■ **Objective**: Below are some records. Say in a single number how many of their lines include the word "marker".

■ **Stored data**:
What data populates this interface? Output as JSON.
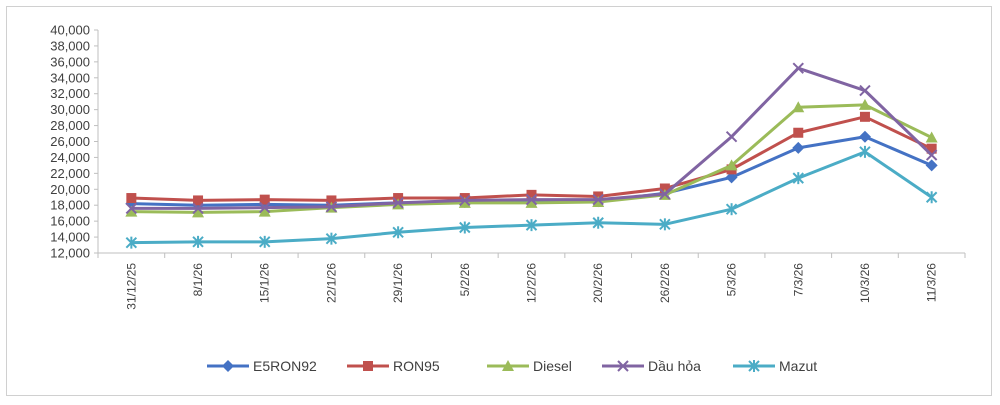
{
  "chart_data": {
    "type": "line",
    "categories": [
      "31/12/25",
      "8/1/26",
      "15/1/26",
      "22/1/26",
      "29/1/26",
      "5/2/26",
      "12/2/26",
      "20/2/26",
      "26/2/26",
      "5/3/26",
      "7/3/26",
      "10/3/26",
      "11/3/26"
    ],
    "ylim": [
      12000,
      40000
    ],
    "yticks": [
      12000,
      14000,
      16000,
      18000,
      20000,
      22000,
      24000,
      26000,
      28000,
      30000,
      32000,
      34000,
      36000,
      38000,
      40000
    ],
    "ytick_labels": [
      "12,000",
      "14,000",
      "16,000",
      "18,000",
      "20,000",
      "22,000",
      "24,000",
      "26,000",
      "28,000",
      "30,000",
      "32,000",
      "34,000",
      "36,000",
      "38,000",
      "40,000"
    ],
    "grid": false,
    "legend_position": "bottom",
    "series": [
      {
        "name": "E5RON92",
        "color": "#4472c4",
        "marker": "diamond",
        "values": [
          18200,
          18000,
          18100,
          18000,
          18300,
          18400,
          18600,
          18500,
          19500,
          21500,
          25200,
          26600,
          23000
        ]
      },
      {
        "name": "RON95",
        "color": "#c0504d",
        "marker": "square",
        "values": [
          18900,
          18600,
          18700,
          18600,
          18900,
          18900,
          19300,
          19100,
          20100,
          22500,
          27100,
          29100,
          25100
        ]
      },
      {
        "name": "Diesel",
        "color": "#9bbb59",
        "marker": "triangle",
        "values": [
          17200,
          17100,
          17200,
          17700,
          18100,
          18300,
          18300,
          18400,
          19300,
          23000,
          30300,
          30600,
          26500
        ]
      },
      {
        "name": "Dầu hỏa",
        "color": "#8064a2",
        "marker": "x",
        "values": [
          17600,
          17600,
          17700,
          17800,
          18300,
          18600,
          18700,
          18700,
          19400,
          26600,
          35200,
          32400,
          24300
        ]
      },
      {
        "name": "Mazut",
        "color": "#4bacc6",
        "marker": "star",
        "values": [
          13300,
          13400,
          13400,
          13800,
          14600,
          15200,
          15500,
          15800,
          15600,
          17500,
          21400,
          24700,
          19000
        ]
      }
    ]
  }
}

■ **Solution to this exercise**: 5